**THE REQUEST**:
Go through the material below and copy each line where the word "toolbar" appears.

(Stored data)
═══

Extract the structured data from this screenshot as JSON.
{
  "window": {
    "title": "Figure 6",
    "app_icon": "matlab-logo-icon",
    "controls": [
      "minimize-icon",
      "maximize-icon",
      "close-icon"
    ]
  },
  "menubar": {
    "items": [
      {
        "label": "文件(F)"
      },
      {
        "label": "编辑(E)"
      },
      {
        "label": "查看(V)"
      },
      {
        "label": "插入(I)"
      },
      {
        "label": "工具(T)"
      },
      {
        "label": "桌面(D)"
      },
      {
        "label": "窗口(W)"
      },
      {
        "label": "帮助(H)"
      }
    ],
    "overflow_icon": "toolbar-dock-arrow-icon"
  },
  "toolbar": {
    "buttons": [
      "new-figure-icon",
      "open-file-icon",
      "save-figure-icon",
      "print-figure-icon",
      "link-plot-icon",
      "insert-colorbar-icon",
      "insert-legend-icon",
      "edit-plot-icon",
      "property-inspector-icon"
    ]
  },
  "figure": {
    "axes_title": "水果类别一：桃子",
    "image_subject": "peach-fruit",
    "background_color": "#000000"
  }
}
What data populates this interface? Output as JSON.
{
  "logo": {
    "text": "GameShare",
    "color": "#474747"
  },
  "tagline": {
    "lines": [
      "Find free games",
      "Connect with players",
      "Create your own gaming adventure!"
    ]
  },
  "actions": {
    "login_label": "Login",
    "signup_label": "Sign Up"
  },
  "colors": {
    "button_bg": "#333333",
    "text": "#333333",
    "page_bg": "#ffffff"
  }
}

═══

**RESULT**:
    "overflow_icon": "toolbar-dock-arrow-icon"
  "toolbar": {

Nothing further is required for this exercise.